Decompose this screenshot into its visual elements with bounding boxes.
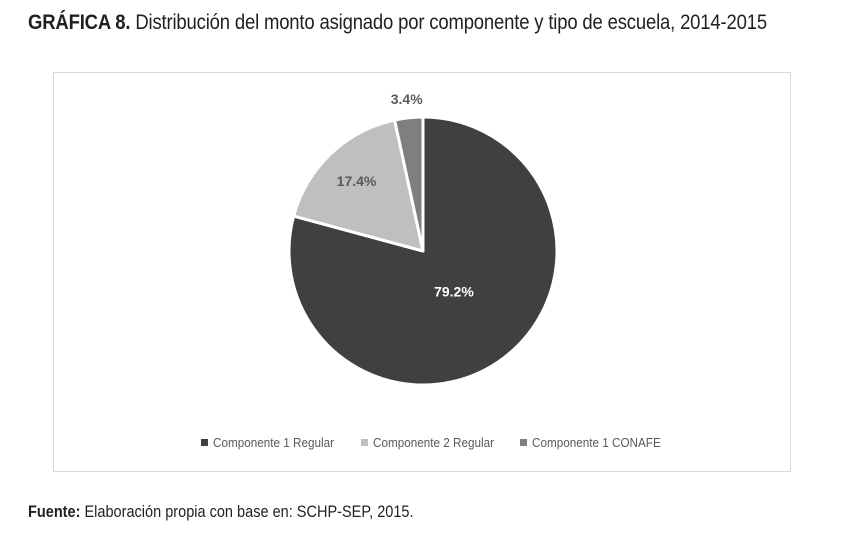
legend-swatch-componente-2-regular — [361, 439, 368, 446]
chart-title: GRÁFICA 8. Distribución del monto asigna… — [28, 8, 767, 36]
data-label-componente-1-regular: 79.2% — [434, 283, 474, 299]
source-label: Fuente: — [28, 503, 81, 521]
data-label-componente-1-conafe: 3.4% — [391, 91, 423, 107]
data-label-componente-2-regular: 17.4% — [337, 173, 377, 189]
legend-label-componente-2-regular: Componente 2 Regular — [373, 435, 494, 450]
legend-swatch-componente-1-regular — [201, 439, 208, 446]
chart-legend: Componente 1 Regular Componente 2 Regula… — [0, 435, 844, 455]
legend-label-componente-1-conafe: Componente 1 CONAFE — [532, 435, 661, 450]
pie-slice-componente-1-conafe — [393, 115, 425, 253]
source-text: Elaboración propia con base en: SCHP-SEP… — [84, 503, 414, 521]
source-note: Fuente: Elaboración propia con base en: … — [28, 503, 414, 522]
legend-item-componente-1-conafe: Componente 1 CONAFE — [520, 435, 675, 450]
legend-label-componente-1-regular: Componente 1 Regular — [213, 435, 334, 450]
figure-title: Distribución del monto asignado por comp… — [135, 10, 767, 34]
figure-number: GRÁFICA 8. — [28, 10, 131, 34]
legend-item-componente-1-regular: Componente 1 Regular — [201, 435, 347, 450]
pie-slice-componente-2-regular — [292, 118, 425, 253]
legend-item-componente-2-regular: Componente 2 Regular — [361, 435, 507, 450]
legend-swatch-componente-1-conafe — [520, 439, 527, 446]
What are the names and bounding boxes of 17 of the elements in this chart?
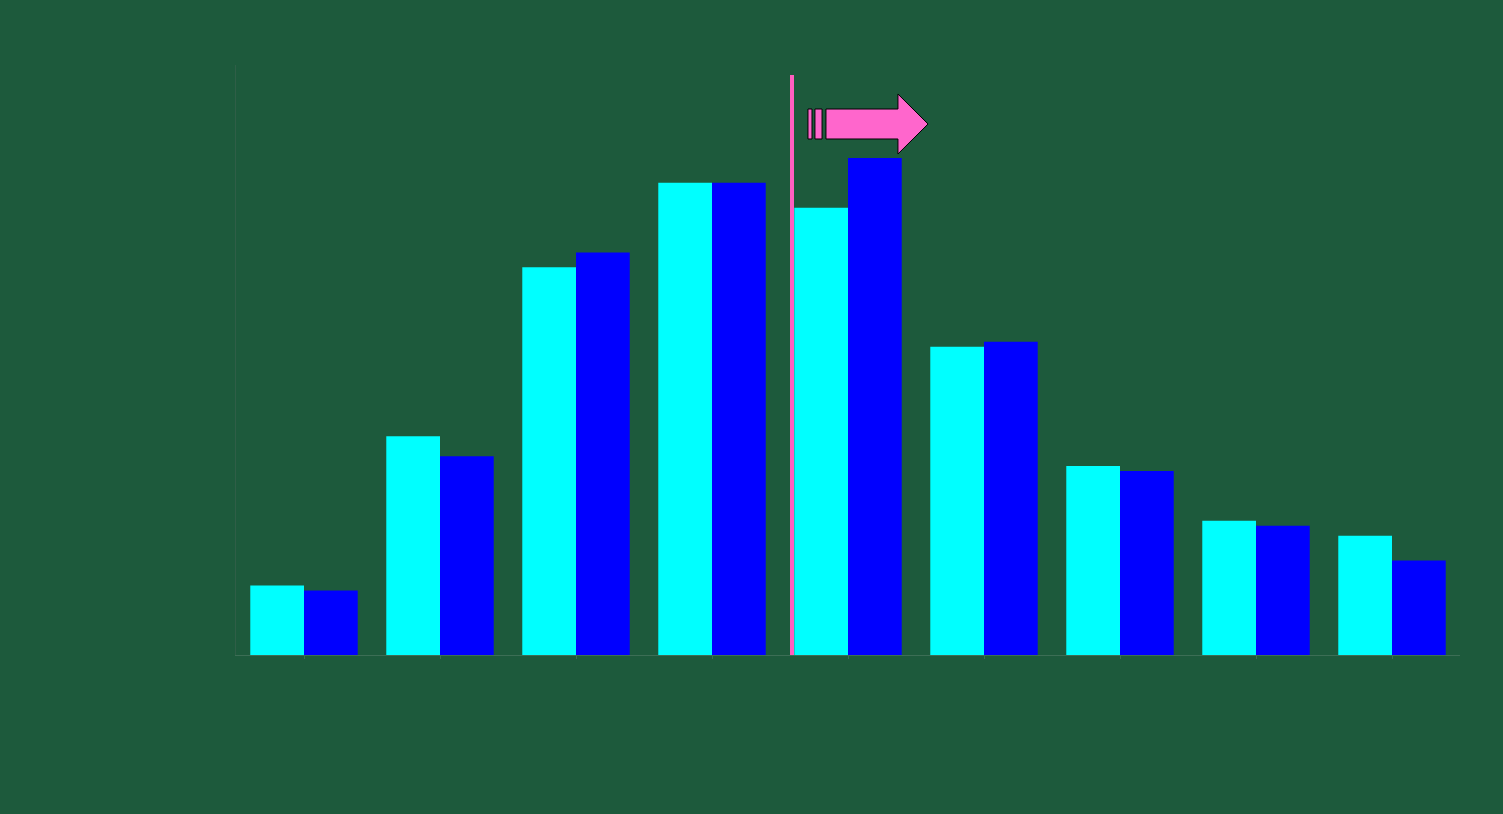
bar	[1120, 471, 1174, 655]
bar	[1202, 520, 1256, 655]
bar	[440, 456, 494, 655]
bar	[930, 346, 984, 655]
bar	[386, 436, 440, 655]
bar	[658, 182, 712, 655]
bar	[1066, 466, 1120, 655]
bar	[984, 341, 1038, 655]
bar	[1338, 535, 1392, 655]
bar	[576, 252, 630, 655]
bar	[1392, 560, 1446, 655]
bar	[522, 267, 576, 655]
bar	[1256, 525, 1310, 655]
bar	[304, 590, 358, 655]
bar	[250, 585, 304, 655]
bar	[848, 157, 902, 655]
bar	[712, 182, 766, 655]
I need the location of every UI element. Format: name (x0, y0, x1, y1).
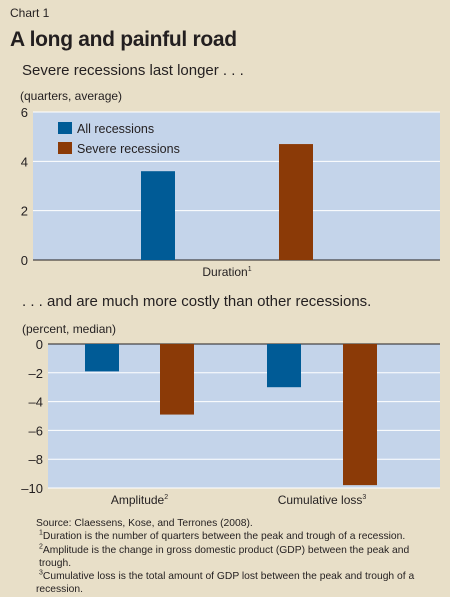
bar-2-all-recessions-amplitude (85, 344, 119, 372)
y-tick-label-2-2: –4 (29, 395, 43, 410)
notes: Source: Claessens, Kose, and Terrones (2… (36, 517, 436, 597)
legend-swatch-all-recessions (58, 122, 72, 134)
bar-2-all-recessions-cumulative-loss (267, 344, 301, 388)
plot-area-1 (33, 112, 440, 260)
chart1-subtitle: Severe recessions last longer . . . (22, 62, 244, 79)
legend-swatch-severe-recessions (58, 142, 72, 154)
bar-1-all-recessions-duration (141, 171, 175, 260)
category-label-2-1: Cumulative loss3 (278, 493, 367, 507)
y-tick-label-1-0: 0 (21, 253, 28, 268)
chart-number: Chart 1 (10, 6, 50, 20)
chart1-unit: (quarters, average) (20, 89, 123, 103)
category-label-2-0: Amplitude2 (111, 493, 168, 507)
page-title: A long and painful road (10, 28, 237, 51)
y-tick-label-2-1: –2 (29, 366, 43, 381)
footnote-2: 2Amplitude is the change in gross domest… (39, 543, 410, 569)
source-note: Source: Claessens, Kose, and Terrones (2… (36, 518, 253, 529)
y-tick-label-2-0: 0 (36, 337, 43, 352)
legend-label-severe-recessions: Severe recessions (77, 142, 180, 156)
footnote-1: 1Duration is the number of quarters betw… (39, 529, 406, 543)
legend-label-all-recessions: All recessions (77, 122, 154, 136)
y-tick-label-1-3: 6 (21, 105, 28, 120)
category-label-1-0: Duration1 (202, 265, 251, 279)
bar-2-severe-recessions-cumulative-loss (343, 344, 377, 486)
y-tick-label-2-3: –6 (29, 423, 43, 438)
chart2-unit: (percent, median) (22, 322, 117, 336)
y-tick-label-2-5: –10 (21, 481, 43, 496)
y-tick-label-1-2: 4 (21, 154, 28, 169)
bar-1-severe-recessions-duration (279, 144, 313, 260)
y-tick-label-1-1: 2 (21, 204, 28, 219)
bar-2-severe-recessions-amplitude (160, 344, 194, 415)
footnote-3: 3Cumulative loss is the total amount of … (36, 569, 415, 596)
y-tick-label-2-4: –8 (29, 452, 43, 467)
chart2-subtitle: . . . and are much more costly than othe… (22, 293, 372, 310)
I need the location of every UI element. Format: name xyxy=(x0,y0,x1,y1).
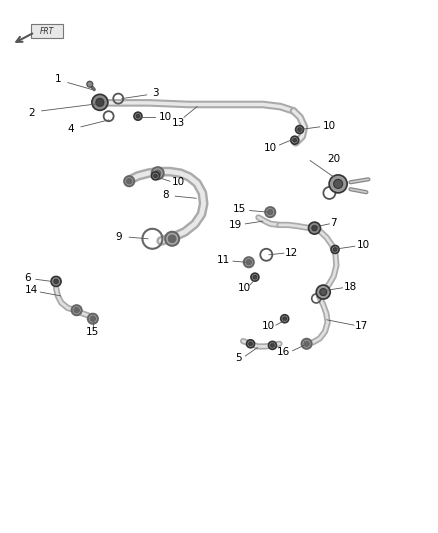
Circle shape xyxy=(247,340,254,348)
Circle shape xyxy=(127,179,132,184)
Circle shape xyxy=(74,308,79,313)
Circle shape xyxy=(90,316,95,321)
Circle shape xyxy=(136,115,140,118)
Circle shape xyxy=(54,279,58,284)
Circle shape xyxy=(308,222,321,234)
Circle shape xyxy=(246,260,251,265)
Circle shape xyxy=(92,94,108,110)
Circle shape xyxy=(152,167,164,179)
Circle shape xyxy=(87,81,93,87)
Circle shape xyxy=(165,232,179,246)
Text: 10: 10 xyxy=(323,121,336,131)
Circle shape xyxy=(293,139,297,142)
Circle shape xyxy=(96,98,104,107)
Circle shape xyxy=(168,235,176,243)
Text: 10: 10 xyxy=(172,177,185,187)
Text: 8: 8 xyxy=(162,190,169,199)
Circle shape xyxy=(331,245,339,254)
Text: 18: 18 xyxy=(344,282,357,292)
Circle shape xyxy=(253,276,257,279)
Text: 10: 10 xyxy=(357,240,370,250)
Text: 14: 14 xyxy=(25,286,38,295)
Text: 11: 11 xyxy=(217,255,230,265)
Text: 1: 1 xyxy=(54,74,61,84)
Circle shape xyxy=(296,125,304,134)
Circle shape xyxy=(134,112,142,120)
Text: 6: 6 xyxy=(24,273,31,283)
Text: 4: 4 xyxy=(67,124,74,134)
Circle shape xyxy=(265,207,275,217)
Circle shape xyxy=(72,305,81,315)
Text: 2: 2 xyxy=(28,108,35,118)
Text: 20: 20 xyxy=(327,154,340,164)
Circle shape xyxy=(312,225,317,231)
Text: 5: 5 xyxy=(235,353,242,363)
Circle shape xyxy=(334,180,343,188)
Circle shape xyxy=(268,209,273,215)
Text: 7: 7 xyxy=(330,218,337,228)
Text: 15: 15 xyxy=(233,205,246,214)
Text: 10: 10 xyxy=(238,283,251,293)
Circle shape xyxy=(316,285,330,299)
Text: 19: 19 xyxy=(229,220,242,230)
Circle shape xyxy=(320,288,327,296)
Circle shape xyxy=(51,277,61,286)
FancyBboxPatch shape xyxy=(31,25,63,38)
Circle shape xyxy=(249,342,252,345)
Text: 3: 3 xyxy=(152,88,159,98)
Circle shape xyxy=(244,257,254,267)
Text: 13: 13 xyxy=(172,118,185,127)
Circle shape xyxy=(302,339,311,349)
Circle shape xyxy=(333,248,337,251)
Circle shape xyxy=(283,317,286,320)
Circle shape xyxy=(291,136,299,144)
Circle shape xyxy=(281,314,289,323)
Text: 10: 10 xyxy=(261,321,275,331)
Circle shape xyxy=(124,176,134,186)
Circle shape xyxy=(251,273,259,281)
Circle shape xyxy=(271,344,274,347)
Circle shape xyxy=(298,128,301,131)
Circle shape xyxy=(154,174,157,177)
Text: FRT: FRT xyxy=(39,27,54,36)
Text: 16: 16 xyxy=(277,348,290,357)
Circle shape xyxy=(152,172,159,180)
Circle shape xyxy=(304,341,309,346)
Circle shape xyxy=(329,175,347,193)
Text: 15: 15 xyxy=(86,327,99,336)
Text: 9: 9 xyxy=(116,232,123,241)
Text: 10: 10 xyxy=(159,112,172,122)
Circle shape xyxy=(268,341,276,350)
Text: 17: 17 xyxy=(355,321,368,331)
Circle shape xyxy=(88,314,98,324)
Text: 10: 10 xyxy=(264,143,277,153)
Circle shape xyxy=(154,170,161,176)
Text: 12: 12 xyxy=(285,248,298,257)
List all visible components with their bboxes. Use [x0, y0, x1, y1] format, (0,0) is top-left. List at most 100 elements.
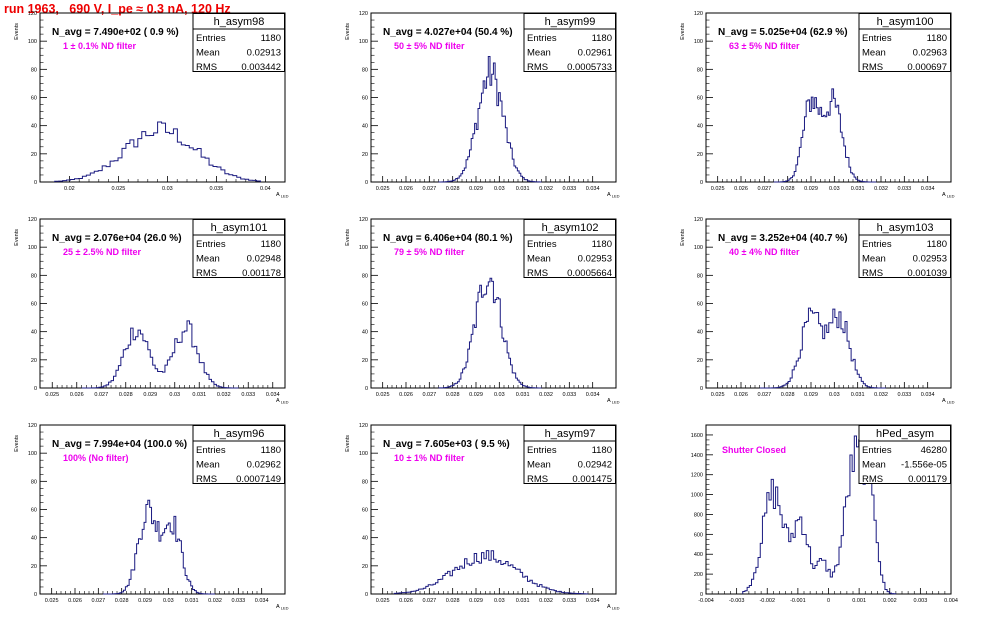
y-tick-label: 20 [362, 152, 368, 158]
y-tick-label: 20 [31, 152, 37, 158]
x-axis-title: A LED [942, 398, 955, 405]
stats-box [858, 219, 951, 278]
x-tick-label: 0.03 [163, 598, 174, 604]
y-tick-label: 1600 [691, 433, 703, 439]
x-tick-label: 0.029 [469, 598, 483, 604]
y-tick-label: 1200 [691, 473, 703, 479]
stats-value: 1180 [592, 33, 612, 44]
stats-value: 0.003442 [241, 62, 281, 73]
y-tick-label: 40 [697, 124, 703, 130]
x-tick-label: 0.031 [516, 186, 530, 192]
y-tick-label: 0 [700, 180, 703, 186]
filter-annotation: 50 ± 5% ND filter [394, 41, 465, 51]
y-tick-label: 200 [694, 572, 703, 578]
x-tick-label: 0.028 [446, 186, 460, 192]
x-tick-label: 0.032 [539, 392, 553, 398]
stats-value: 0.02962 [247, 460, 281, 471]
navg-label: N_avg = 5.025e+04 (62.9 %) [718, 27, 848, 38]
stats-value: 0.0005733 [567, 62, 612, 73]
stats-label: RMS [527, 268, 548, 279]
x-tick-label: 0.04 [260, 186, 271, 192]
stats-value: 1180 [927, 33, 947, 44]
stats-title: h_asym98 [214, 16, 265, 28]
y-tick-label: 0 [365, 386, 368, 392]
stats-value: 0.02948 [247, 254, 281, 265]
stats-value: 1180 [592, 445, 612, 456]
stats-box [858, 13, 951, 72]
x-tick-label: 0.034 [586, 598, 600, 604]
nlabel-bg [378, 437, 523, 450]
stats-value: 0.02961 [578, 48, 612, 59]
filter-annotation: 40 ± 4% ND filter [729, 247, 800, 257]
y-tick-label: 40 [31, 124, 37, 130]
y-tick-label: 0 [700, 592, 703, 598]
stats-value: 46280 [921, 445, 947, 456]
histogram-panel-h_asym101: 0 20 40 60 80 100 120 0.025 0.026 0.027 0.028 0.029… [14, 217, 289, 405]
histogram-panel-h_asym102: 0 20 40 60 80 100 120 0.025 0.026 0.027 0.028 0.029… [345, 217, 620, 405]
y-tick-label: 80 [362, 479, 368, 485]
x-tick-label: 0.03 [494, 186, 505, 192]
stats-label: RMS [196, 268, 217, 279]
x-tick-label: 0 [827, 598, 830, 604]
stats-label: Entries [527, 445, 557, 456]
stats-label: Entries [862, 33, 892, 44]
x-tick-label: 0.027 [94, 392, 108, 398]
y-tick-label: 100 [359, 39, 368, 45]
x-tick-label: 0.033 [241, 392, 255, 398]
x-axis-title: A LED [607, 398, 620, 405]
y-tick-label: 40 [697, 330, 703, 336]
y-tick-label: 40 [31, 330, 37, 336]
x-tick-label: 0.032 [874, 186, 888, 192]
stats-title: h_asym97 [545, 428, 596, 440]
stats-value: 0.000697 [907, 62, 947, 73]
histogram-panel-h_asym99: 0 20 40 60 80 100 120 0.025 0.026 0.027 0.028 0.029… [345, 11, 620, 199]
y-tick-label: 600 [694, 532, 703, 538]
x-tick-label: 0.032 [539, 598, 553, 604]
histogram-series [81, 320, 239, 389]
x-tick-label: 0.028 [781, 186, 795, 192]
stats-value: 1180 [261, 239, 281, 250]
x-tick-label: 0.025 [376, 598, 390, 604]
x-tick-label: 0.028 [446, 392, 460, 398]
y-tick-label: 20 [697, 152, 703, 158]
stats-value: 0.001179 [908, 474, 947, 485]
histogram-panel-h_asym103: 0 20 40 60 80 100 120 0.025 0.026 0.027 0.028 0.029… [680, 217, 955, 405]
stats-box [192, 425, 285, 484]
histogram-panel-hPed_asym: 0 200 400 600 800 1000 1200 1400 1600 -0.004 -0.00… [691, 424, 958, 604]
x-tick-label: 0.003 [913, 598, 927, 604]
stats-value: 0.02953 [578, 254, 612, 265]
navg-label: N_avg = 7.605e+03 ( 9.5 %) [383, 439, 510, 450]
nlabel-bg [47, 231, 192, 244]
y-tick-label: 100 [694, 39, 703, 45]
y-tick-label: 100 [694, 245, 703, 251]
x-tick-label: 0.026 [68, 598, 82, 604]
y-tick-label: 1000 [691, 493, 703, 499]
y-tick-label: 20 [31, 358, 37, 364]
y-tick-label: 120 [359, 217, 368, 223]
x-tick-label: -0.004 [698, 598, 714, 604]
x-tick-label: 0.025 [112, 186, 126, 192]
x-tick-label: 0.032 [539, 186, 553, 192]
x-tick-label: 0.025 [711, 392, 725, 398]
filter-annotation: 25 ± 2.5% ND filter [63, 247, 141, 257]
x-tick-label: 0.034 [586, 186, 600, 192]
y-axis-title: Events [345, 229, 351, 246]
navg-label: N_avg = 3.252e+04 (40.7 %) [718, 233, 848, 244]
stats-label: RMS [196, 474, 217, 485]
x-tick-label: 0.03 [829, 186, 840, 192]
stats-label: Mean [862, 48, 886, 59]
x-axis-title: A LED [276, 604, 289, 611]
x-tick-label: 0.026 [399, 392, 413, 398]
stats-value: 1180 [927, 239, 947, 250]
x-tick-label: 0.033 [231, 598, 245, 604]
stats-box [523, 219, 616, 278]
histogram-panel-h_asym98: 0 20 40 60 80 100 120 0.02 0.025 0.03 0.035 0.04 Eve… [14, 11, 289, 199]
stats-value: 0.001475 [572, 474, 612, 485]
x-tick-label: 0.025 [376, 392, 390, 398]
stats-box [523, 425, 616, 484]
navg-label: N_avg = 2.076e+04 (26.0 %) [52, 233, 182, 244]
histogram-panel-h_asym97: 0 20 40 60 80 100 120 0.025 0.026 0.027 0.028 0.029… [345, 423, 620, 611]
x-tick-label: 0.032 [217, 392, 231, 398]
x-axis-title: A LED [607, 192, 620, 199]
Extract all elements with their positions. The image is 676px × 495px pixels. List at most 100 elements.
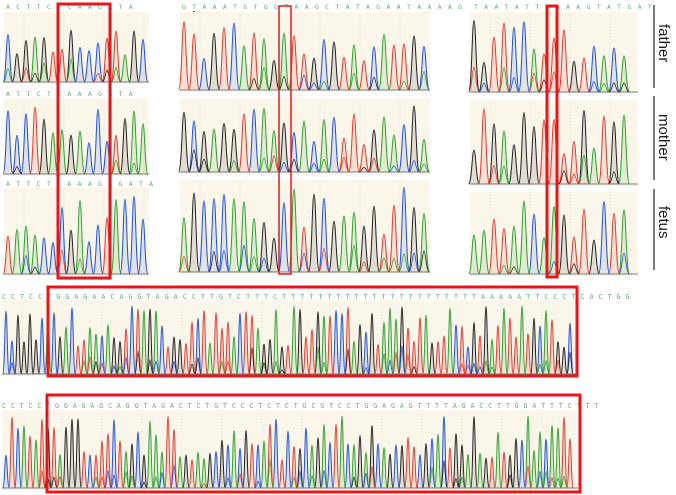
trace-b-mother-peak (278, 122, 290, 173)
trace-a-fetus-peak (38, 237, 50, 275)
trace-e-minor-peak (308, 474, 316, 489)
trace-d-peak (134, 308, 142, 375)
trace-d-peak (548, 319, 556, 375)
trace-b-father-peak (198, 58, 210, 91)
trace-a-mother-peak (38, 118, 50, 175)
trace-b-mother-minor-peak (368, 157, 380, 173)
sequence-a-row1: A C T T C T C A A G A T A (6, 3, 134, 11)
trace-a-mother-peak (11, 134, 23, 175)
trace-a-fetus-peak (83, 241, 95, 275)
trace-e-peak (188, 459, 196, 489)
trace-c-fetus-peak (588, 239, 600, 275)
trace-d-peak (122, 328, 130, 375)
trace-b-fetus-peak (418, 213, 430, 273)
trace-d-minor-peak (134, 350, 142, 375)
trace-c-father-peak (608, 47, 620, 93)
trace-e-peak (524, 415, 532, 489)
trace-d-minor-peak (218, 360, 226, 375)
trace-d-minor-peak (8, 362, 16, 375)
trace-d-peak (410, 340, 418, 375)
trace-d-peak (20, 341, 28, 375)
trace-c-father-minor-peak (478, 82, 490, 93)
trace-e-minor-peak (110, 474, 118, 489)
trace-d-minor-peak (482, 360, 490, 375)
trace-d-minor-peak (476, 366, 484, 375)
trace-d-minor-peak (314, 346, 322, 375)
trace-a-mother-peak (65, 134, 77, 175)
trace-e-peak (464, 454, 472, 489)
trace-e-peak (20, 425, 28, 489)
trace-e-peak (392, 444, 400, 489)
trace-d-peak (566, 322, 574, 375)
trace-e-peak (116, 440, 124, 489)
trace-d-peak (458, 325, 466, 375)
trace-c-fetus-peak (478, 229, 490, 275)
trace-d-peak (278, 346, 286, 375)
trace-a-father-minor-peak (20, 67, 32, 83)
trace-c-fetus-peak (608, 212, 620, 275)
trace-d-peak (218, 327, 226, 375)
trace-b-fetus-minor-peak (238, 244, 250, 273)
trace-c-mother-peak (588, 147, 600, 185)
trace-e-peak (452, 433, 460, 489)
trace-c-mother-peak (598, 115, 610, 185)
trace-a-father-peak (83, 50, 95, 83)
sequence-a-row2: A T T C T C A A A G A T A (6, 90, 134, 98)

=====

Written problem »
Rewrite the stretch of the records from the line containing "y-tick-label: 20 [362, 152, 368, 158]" through the line containing "histogram-panel-h_asym102: 0 20", replacing "filter-annotation" with "filter-note" and leaving everything else unchanged.

Exercise answer »
y-tick-label: 20 [362, 152, 368, 158]
y-tick-label: 20 [31, 152, 37, 158]
x-axis-title: A LED [942, 398, 955, 405]
stats-box [858, 219, 951, 278]
x-tick-label: 0.03 [163, 598, 174, 604]
y-tick-label: 1600 [691, 433, 703, 439]
x-tick-label: 0.029 [469, 598, 483, 604]
y-tick-label: 1200 [691, 473, 703, 479]
stats-value: 1180 [592, 33, 612, 44]
stats-value: 0.003442 [241, 62, 281, 73]
y-tick-label: 40 [697, 124, 703, 130]
x-tick-label: 0.031 [516, 186, 530, 192]
y-tick-label: 0 [700, 180, 703, 186]
filter-note: 50 ± 5% ND filter [394, 41, 465, 51]
y-tick-label: 200 [694, 572, 703, 578]
x-tick-label: 0.028 [446, 186, 460, 192]
x-tick-label: 0.032 [539, 392, 553, 398]
stats-value: 0.02962 [247, 460, 281, 471]
navg-label: N_avg = 5.025e+04 (62.9 %) [718, 27, 848, 38]
stats-value: 0.0005733 [567, 62, 612, 73]
stats-label: RMS [527, 268, 548, 279]
x-tick-label: 0.04 [260, 186, 271, 192]
stats-value: 1180 [927, 33, 947, 44]
stats-title: h_asym98 [214, 16, 265, 28]
y-tick-label: 0 [365, 386, 368, 392]
stats-value: 0.02948 [247, 254, 281, 265]
stats-value: 1180 [592, 445, 612, 456]
stats-box [858, 13, 951, 72]
x-tick-label: 0.034 [586, 598, 600, 604]
nlabel-bg [378, 437, 523, 450]
stats-value: 0.02961 [578, 48, 612, 59]
filter-note: 40 ± 4% ND filter [729, 247, 800, 257]
y-tick-label: 40 [31, 124, 37, 130]
y-tick-label: 0 [700, 592, 703, 598]
stats-value: 46280 [921, 445, 947, 456]
histogram-panel-h_asym101: 0 20 40 60 80 100 120 0.025 0.026 0.027 0.028 0.029… [14, 217, 289, 405]
histogram-panel-h_asym102: 0 20 40 60 80 100 120 0.025 0.026 0.027 0.028 0.029… [345, 217, 620, 405]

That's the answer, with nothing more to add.